What this task involves: Gather from the material every line that contains the string "specific".

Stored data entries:

— Start —

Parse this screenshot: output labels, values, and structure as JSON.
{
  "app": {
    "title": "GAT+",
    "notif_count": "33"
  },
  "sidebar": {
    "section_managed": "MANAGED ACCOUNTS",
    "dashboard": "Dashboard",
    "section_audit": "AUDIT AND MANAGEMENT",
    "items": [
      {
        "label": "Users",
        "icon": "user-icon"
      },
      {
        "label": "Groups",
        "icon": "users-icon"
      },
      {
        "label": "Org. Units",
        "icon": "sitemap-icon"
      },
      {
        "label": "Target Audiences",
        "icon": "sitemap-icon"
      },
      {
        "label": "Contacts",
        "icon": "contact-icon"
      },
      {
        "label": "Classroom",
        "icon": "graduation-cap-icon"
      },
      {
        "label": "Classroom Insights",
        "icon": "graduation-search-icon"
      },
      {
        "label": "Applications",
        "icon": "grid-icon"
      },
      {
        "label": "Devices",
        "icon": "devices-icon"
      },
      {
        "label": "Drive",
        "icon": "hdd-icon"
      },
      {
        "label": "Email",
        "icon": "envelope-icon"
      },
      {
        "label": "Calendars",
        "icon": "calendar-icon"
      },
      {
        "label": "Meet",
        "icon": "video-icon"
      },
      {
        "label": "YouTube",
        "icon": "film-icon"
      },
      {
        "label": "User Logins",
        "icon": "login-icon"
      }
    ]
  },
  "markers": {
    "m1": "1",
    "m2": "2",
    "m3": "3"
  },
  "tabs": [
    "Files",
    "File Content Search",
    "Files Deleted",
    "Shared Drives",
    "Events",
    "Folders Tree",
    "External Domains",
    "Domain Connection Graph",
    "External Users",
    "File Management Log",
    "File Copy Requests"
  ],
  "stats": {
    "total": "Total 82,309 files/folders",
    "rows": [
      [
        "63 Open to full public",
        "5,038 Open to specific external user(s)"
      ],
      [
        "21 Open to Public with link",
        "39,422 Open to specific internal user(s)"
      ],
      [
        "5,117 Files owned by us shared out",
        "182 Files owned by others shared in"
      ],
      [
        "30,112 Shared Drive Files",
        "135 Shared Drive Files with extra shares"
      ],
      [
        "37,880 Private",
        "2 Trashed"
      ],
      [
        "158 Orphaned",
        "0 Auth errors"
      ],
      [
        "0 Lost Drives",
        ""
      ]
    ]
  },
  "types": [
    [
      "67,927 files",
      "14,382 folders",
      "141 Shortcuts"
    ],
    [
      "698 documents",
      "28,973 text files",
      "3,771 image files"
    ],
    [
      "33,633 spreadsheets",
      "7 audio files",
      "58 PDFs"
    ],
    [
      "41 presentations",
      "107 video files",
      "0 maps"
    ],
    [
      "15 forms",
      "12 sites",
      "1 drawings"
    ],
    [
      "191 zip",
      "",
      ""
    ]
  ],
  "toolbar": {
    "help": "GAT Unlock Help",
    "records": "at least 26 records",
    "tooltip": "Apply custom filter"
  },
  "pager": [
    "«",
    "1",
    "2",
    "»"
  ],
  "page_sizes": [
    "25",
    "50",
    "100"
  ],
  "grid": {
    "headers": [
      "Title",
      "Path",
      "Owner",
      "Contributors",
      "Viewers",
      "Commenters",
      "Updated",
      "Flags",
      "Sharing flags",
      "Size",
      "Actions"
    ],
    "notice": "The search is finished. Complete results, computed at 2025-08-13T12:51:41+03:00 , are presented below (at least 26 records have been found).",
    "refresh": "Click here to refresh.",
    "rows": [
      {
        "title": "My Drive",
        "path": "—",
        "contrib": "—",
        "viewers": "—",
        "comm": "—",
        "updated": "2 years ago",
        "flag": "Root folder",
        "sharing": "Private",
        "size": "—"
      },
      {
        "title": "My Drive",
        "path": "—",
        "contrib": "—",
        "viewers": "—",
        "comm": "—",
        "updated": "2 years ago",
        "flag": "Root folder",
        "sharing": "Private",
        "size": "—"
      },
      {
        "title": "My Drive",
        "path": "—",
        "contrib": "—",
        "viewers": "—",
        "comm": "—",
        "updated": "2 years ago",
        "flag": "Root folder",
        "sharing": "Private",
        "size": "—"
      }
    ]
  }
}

— End —
— Start —

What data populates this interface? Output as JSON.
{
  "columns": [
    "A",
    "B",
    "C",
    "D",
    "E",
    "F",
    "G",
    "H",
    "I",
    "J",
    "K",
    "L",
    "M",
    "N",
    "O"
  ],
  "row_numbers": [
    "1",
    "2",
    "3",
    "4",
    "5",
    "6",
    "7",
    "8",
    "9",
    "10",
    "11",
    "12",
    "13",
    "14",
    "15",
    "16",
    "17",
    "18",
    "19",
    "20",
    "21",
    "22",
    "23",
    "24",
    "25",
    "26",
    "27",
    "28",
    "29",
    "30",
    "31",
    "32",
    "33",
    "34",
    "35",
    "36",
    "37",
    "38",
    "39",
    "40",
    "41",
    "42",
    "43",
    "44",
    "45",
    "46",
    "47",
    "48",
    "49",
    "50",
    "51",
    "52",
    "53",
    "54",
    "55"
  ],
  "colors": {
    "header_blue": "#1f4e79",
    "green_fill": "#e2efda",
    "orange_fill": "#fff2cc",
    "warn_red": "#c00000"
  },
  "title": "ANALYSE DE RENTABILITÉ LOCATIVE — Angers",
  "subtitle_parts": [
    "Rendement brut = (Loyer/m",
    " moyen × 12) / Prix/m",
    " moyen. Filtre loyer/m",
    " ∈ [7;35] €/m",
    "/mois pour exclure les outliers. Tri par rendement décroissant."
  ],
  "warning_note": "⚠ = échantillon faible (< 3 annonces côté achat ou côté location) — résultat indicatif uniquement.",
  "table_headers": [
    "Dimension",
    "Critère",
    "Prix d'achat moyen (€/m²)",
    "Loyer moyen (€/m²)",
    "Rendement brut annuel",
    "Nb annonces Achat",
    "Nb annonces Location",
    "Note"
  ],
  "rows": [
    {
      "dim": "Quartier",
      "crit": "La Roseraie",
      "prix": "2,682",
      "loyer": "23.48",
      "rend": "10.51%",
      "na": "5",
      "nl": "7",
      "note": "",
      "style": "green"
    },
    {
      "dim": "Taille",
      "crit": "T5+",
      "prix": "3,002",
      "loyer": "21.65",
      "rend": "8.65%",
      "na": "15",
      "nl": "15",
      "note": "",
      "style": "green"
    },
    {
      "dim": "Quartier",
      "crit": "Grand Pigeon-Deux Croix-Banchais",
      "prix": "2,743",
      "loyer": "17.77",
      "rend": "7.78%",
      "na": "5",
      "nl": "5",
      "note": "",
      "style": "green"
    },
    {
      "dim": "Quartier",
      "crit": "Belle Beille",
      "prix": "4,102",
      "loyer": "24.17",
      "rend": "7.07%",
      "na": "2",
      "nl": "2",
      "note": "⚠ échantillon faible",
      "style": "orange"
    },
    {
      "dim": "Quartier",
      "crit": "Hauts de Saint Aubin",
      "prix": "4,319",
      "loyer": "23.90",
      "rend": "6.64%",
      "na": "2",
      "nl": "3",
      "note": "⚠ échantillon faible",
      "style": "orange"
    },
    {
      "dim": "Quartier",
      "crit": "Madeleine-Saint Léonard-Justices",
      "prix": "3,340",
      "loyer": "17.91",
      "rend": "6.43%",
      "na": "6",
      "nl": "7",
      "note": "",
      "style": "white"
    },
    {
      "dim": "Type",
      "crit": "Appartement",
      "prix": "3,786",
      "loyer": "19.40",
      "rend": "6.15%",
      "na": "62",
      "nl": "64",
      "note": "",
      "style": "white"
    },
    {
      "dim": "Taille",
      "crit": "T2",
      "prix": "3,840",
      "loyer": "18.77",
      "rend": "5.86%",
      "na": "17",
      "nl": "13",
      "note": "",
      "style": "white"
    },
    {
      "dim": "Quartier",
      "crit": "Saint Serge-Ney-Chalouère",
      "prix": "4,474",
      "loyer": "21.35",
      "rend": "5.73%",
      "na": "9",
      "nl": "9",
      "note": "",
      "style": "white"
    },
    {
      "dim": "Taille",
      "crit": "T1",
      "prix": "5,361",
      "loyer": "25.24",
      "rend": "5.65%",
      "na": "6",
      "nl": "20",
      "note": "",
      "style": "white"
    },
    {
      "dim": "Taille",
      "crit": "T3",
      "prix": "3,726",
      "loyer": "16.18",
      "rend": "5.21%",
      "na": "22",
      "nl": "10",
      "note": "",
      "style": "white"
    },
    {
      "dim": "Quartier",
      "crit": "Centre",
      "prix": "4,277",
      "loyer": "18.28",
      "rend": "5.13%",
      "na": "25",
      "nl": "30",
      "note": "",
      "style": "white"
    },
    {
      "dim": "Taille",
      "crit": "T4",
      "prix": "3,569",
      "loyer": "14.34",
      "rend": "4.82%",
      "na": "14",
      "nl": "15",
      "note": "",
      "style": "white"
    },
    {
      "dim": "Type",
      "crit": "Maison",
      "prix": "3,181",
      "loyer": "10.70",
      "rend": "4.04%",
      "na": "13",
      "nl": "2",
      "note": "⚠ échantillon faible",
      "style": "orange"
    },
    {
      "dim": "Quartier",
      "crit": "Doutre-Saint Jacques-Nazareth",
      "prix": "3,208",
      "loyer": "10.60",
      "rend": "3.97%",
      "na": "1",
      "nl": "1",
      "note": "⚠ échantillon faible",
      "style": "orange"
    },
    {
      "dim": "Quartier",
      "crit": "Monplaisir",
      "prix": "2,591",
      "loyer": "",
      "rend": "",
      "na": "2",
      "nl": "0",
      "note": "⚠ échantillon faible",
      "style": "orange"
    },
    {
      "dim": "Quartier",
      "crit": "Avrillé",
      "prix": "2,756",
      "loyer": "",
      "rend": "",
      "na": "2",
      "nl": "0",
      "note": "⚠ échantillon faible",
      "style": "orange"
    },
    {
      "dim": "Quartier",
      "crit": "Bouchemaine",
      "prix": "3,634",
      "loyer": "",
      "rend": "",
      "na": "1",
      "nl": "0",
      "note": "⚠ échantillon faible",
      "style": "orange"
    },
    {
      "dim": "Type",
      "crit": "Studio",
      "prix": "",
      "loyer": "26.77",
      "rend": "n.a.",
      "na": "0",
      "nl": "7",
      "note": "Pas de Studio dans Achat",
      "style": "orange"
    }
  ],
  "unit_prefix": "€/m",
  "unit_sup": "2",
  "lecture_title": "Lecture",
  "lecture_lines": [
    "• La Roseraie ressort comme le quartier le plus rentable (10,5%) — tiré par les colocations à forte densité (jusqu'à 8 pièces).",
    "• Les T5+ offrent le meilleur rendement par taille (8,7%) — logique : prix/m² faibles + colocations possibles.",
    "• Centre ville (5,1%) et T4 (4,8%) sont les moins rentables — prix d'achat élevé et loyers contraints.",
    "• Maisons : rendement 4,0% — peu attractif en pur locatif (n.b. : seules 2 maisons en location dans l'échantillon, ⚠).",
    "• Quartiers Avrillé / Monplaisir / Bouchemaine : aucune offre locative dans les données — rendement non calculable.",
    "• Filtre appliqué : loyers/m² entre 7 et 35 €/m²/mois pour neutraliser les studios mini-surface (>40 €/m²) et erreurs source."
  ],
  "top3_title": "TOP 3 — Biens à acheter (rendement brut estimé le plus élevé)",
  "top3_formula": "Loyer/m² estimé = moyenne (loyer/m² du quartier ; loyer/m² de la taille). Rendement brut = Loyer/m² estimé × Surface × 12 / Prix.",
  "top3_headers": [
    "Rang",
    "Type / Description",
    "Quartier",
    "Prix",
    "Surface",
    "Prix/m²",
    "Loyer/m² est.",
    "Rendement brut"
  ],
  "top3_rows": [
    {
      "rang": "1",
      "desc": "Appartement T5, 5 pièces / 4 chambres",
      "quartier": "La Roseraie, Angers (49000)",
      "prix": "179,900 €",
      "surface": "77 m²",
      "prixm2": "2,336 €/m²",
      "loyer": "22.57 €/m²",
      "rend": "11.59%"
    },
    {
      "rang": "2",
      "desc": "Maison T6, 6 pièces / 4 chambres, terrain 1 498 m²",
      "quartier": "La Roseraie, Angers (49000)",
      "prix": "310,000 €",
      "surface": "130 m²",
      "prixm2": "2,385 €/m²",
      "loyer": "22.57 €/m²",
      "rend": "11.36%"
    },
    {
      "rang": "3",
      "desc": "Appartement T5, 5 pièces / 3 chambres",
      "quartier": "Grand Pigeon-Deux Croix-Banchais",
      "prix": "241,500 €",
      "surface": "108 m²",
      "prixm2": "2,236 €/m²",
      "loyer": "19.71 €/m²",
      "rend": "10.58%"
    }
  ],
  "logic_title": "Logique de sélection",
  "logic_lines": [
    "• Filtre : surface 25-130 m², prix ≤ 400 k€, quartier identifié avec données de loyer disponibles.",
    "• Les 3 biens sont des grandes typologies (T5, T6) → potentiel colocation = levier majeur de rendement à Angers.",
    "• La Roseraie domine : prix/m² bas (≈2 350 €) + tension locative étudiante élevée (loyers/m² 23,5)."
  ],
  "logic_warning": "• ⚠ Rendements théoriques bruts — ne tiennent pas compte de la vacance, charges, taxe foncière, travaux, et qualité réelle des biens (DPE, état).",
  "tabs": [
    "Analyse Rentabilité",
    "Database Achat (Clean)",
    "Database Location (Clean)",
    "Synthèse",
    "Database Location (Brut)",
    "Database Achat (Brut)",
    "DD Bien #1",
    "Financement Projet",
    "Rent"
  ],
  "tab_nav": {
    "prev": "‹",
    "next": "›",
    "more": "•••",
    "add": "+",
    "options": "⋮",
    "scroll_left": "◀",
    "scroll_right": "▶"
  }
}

— End —

Task output:
        "5,038 Open to specific external user(s)"
        "39,422 Open to specific internal user(s)"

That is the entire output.